→ Work request 1:
From the SEEK job details scraper guide, copy the passage starting with "Define the research" and going on through "or company positioning.".
→ Work request 2:
Answer these questions about the SEEK job details scraper guide:
(a) How many URLs should the first small batch process?
(b) How many columns does the stock template write?
(c) What does the scrape_status column record?
→ Work request 3:
Continue the guide on the SEEK job details scraper from where it stops.

Define the research question
Decide whether you are studying salary wording, competitor hiring, location demand, role requirements, employer questions, or company positioning.
Collect reviewed URLs
Add only SEEK job detail pages that open normally in your browser session and fit the project scope.
Import the template
Open SEEK Job Details Scraper by URL, download the JSON workflow, and import it into UScraper.
Run a small batch
Process two to five URLs first. Compare the CSV with the live pages before expanding the list.
Output
SEEK job details scraper fields for analysis
There is no bundled CSV sample for this post, so use the workflow export shape and your first dry run together. The stock template writes 16 columns.
seek_details_scraper_final.csvColumn
page_url
The final SEEK job detail URL for source review.
Column
job_title
Role title from page or embedded job data.
Column
company
Advertiser or employer name.
Column
location
Visible job location text.
Column
classifications
Classification and sub-classification text.
Column
job_type
Full time, part time, contract, casual, or similar work type.
Column
salary
Visible salary label when available.
Column
posted_date
Posted date or posting age.
Column
job_details
Cleaned long-form role description.
Column
employer_questions
Application or screening questions when visible.
Column
company_review
Company rating value when exposed.
Column
company_review_count
Review count when exposed.
Column
industry
Industry label when available.
Column
company_intro
Company profile or intro text.
Column
cover_image_url
Cover or logo image URL when exposed.
Column
scrape_status
Extraction status for QA and retry planning.
For recruiting research, the highest-value fields are job_title, company, salary, location, job_type, job_details, and employer_questions. For labor-market analysis, keep posted_date, classifications, industry, and page_url close to every row. For monitoring, treat scrape_status as the triage queue.
Concrete SEEK data workflows
Recruiting benchmark snapshots
A recruiting team can export a controlled set of job pages for one role family, then compare salary language, working arrangement, requirements, and screening questions. Keep the raw CSV unchanged and do cleanup in a second sheet so the original wording remains auditable.
Newsroom source tables
A newsroom might track postings linked to a regional hiring story, employer claim, or skills shortage. The scraper creates the source table, but reporters still need screenshots, collection dates, editorial notes, and legal review before publishing conclusions.

→ Provided material:

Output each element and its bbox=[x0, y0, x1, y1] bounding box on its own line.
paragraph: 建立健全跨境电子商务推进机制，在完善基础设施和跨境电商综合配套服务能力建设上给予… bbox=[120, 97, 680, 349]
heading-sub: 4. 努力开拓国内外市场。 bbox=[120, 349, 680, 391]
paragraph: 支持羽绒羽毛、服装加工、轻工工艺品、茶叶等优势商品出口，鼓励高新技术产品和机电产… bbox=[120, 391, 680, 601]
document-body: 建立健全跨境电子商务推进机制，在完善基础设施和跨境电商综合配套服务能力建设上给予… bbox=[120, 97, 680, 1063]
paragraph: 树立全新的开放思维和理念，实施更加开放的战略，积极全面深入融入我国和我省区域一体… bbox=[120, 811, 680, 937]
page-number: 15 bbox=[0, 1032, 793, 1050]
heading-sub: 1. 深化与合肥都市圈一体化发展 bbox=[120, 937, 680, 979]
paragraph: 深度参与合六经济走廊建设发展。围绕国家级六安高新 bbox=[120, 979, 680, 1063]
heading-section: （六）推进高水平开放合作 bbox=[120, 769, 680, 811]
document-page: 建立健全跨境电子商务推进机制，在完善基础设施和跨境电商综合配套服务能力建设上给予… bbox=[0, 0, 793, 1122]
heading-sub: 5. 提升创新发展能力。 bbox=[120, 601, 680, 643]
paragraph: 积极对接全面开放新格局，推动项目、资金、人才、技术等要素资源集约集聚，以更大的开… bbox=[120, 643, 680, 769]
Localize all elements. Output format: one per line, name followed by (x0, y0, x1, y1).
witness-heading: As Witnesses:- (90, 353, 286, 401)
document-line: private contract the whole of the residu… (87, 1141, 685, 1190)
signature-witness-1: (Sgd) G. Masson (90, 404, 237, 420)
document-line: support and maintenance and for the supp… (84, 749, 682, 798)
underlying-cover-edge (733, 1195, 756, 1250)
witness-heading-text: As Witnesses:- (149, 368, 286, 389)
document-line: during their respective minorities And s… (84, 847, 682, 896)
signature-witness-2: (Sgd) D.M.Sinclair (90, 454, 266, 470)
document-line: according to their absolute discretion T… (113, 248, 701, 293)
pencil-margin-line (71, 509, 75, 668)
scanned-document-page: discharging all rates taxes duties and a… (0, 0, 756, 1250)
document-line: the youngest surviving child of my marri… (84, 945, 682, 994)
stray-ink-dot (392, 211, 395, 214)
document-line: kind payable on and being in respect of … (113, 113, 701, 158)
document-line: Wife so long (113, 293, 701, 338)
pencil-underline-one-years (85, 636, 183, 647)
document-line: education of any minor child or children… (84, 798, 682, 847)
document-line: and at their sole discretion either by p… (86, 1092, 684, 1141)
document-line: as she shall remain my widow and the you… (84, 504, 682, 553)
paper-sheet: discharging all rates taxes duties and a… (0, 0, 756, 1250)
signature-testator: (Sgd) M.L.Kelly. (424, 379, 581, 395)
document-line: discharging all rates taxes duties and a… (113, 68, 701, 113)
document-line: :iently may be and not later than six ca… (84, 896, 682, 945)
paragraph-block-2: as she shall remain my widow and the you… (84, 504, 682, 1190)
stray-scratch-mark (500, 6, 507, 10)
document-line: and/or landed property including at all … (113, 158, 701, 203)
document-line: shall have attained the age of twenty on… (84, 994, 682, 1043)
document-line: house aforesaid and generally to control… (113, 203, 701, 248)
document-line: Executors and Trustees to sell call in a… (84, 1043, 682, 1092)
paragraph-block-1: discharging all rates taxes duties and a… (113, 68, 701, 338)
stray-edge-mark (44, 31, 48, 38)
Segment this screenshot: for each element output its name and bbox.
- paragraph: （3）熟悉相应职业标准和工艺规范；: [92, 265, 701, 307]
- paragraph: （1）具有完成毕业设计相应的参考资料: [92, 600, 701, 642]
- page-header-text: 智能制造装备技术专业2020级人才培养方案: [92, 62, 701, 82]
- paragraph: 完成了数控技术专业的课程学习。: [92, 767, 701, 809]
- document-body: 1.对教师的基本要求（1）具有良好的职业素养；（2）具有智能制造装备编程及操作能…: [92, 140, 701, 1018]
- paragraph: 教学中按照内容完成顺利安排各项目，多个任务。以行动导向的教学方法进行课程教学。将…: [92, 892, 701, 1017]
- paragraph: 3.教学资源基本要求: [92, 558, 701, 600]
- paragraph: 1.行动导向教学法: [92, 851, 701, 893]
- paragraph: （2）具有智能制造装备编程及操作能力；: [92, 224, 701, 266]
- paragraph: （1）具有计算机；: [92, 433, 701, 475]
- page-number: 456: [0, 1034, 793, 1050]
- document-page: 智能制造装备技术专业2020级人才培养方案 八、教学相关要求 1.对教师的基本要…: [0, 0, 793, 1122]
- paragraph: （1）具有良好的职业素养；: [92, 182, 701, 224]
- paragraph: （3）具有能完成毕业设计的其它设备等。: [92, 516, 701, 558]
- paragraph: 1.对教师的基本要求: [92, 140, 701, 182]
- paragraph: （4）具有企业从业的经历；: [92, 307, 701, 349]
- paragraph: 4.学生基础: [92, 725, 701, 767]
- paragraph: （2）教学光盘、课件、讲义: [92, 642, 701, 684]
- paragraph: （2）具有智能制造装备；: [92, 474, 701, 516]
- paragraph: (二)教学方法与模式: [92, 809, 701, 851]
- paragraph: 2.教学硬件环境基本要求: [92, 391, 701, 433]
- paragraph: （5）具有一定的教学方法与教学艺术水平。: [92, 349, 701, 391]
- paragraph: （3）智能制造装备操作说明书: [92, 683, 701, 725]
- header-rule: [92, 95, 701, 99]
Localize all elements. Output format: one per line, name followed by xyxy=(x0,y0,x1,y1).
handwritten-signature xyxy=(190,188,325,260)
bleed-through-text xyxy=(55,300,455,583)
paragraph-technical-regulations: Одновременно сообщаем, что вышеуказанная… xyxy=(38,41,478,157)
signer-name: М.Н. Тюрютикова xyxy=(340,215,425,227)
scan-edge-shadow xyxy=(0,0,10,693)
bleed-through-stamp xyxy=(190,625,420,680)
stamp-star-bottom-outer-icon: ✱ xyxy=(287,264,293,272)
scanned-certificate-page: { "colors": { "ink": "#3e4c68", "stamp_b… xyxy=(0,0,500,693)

→ Reply 1:
Define the research question
Decide whether you are studying salary wording, competitor hiring, location demand, role requirements, employer questions, or company positioning.

→ Reply 2:
(a) Two to five URLs.
(b) 16 columns.
(c) Extraction status for QA and retry planning.

→ Reply 3:
SEO job description research
SEO teams can study how employers describe seniority, locations, benefits, and skill clusters. The goal is pattern extraction, not copying job descriptions. Use the CSV to build briefs, glossary terms, and landing-page language that reflects how the market actually talks.
Competitor and category monitoring
Monitoring teams can re-run a reviewed URL set or a refreshed shortlist and compare titles, descriptions, salary wording, and status changes. For recurring work, write each run into a dated folder and deduplicate by page_url.
API vs scraper
SEEK API vs scraper: pick the right path
The official SEEK developer route is the right starting point for approved recruitment-software integrations, including job posting workflows and supported API behavior. A scraper is different: it is an operator-reviewed export from selected pages, and it does not grant permission to reuse, republish, resell, or train models on job data.
Hosted tools such as Apify SEEK actors, Octoparse SEEK templates, Browse AI SEEK robots, and Robomotion SEEK automations can be better when you need cloud scheduling, datasets, integrations, or vendor-managed automation. UScraper fits the narrower analyst workflow: import a template, paste reviewed URLs, run in a local desktop app, and export a CSV you can inspect.
FAQ
Use it when recruiting researchers, labor-market analysts, newsrooms, SEO teams, or monitoring teams already have reviewed SEEK job links and need one structured CSV row per job detail page.